::: Texte extrait

Les semaines d’Emily sont rythmées par deux rendez-vous immuables : la venue de sa femme de ménage, Betty, le mercredi et les déjeuners au Eat’n Park avec sa belle-sœur Arlène, le mardi. Ce n’est pas qu’Emily et Arlène soient particulièrement proches. En fait, c’est l’âge qui les a rapprochées. Et la solitude. Car Emily, c’est le portrait de la solitude des grandes villes d’aujourd’hui : elle vit seule dans une maison de banlieue, ses contacts avec ses voisins sont courtois, bien que rares…

Ses sorties hebdomadaires avec Arlène sont une aventure. Le roman s’ouvre d’ailleurs sur une scène hilarante où Arlène traverse Pittsburgh au volant de sa voiture, presque à l’aveuglette. Emily, assise à la place du co-pilote, est terrifiée, ne peut prononcer un mot pendant le trajet et est véritablement soulagée d’arriver au Eat’n Park, où grâce à des coupons de réduction, elles ne paieront qu’un repas sur les deux. Mais Arlène, prise d’un malaise, s’effondre, faisant subitement prendre conscience à Emily de sa dépendance et de la fragilité de l’existence. Emily choisit de lutter en s’achetant une voiture qui devient l’emblème de son indépendance et de son contrôle sur sa vie.

Et pourtant, elle attend. Elle attend les visites de ses enfants, Margaret et Kenneth, et de ses petits-enfants, qui sont les points d’orgue du roman. Les visites sont brèves, toujours un peu précipitées, mais intenses. Stewart O’Nan montre avec beaucoup de subtilité les efforts d’Emily pour ne pas reproduire l’éducation qu’elle a reçue de sa mère, ses incompréhensions des évolutions de la société, que ce soit le désir d’indépendance de sa fille Margaret ou l’homosexualité de sa petite-fille, et son regret de ne pas avoir été la mère qu’elle aurait voulu être.

::::::
::: Données brutes

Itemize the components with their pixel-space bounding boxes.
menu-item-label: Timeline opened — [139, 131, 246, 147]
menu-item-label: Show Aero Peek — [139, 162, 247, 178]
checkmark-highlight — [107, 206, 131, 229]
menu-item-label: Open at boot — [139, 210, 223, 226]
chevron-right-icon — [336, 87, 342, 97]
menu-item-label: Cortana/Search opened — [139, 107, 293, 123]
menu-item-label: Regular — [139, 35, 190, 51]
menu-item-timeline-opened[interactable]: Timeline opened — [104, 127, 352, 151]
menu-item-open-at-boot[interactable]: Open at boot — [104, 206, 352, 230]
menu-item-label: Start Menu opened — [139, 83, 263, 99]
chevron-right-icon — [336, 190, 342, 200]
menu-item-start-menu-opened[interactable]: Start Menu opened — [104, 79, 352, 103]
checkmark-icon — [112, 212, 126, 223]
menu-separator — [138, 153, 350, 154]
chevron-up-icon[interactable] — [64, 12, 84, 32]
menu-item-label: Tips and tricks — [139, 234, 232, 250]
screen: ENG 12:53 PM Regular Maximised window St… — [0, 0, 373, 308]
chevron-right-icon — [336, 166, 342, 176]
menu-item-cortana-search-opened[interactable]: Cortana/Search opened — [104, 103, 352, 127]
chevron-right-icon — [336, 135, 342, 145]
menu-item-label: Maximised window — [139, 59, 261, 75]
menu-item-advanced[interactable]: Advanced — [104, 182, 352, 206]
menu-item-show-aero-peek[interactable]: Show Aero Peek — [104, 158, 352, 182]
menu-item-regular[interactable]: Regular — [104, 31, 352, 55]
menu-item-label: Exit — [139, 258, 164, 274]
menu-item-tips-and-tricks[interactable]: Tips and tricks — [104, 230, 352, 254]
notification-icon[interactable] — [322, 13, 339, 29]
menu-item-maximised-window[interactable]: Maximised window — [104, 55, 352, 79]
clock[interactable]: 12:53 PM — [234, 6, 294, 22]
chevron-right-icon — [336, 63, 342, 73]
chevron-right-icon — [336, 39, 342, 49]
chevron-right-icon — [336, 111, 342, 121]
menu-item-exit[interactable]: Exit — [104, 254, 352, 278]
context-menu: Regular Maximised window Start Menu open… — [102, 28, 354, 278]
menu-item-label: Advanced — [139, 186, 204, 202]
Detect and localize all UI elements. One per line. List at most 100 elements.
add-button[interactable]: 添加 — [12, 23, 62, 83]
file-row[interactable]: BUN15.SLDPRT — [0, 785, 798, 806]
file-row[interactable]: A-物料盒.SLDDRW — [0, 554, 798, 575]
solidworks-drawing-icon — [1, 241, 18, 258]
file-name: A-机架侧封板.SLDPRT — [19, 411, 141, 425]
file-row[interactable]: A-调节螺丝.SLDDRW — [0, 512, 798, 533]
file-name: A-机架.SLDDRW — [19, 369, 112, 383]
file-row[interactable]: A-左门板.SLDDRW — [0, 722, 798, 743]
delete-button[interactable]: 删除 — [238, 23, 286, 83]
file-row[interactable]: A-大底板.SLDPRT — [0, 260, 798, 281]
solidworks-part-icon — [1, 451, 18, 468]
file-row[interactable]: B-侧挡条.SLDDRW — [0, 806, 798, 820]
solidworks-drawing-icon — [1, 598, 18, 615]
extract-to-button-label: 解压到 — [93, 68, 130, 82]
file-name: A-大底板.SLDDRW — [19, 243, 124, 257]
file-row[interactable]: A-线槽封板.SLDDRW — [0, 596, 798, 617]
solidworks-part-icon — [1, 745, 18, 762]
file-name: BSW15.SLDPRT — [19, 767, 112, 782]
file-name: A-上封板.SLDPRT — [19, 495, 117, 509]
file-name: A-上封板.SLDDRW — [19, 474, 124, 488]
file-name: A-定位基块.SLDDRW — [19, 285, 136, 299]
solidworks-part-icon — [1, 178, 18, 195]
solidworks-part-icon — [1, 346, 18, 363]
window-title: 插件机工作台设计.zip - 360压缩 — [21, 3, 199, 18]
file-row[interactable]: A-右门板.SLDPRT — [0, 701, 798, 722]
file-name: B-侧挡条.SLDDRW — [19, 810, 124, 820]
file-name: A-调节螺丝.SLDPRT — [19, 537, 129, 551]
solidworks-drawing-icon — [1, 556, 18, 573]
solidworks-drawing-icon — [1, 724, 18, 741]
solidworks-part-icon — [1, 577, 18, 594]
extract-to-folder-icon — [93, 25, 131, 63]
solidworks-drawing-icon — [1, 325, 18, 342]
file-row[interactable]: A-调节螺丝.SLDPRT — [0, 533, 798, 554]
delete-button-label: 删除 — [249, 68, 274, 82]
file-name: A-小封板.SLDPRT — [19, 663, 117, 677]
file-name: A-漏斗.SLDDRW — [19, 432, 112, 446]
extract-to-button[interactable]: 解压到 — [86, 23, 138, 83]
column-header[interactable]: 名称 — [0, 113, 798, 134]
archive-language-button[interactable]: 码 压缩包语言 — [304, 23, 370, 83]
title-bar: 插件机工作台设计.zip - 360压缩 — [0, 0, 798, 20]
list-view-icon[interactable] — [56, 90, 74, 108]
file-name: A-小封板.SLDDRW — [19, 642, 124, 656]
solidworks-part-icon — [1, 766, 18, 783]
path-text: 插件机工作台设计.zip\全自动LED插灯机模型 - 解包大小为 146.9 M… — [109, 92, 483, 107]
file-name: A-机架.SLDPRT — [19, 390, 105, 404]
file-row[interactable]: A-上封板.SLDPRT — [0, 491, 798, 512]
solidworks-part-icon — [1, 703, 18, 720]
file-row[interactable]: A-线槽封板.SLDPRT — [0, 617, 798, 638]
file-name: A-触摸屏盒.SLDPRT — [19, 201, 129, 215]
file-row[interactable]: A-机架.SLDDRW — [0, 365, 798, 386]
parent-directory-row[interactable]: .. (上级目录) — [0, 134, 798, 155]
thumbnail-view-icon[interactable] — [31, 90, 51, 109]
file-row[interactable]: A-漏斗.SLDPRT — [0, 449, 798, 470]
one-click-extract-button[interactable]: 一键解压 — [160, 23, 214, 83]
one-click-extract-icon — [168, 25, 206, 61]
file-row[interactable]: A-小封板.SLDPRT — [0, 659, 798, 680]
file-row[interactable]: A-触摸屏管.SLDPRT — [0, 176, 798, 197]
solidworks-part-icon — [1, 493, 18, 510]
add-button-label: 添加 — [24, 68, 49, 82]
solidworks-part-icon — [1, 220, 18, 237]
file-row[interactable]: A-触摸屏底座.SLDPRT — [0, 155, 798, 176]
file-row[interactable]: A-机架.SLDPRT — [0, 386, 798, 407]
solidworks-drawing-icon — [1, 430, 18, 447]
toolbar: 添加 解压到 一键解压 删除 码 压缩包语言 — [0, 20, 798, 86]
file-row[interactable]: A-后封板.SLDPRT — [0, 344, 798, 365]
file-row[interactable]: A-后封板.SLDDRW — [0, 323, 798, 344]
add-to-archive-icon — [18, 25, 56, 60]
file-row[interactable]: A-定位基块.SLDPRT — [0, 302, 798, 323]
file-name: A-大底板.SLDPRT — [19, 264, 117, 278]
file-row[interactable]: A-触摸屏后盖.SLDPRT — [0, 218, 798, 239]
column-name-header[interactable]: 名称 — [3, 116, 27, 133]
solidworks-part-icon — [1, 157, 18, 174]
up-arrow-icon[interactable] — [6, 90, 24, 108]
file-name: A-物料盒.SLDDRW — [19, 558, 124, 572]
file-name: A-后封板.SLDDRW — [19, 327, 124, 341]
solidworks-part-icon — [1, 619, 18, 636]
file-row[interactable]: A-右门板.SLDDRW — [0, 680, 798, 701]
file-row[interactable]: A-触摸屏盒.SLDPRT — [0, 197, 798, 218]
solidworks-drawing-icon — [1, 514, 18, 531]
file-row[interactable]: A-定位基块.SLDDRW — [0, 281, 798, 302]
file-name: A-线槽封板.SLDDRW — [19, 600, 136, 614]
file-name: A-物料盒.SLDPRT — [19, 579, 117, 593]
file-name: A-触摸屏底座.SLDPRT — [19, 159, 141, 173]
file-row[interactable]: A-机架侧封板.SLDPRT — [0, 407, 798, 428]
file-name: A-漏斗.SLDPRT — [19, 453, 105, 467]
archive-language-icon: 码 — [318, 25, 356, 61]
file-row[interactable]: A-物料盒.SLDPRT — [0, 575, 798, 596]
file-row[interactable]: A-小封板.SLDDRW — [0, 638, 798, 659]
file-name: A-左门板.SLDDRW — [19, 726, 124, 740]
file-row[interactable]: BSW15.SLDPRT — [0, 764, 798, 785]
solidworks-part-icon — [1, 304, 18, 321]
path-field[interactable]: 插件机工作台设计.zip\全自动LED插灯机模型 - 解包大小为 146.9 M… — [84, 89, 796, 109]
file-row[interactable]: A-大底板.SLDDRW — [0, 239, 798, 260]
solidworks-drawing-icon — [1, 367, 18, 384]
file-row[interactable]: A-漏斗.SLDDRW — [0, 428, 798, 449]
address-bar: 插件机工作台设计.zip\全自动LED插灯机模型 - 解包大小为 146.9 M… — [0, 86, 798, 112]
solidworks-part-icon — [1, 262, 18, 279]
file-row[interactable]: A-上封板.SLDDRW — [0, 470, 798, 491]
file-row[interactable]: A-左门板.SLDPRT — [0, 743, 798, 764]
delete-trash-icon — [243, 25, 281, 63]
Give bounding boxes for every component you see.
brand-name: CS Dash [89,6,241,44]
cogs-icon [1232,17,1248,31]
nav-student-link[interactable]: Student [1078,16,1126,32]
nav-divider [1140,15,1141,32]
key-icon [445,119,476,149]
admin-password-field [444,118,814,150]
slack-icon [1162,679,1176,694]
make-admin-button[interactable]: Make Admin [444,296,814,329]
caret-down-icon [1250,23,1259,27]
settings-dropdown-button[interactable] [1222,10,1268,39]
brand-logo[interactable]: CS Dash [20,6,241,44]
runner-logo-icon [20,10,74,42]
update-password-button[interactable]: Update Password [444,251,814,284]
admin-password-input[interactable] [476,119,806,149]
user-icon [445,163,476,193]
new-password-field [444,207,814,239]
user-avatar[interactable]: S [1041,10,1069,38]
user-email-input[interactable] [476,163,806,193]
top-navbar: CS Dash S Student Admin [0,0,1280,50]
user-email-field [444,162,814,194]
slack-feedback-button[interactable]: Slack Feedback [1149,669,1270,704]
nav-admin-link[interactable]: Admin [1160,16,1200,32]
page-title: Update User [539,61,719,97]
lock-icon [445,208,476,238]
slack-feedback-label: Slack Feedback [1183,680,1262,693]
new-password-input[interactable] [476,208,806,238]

::::::

▶ Exercices à traiter:
(a) D'après le texte consacré à Emily, quel jour de la semaine Betty vient-elle chez elle ?
(b) Résumez le texte consacré à Emily en deux phrases.
(c) Poursuivez le texte consacré à Emily après sa dernière phrase.

▶ Réponses attendues:
(a) Betty vient le mercredi.

(b) Emily, qui vit seule dans une maison de banlieue, déjeune chaque mardi avec sa belle-sœur Arlène, jusqu'au jour où le malaise de celle-ci lui fait prendre conscience de sa dépendance et la pousse à s'acheter une voiture, emblème de son indépendance. Elle attend pourtant les visites brèves mais intenses de ses enfants et petits-enfants, à travers lesquelles Stewart O'Nan montre ses efforts pour ne pas reproduire l'éducation reçue de sa mère, ses incompréhensions face aux évolutions de la société et son regret de ne pas avoir été la mère qu'elle aurait voulu être.

(c)
Le roman aborde aussi le déclassement de la classe moyenne. Si Emily a réussi à s’extraire de son milieu social rural, sa fille Margaret, bien qu’ayant un emploi, a besoin du soutien financier régulier de sa mère pour subvenir à ses besoins, et ce malgré des conditions d’existence nettement inférieures. Car c’est cela aussi que décrit Stewart O’Nan : ce que la classe moyenne a perdu en deux générations dans une ville industrielle en déclin comme Pittsburgh.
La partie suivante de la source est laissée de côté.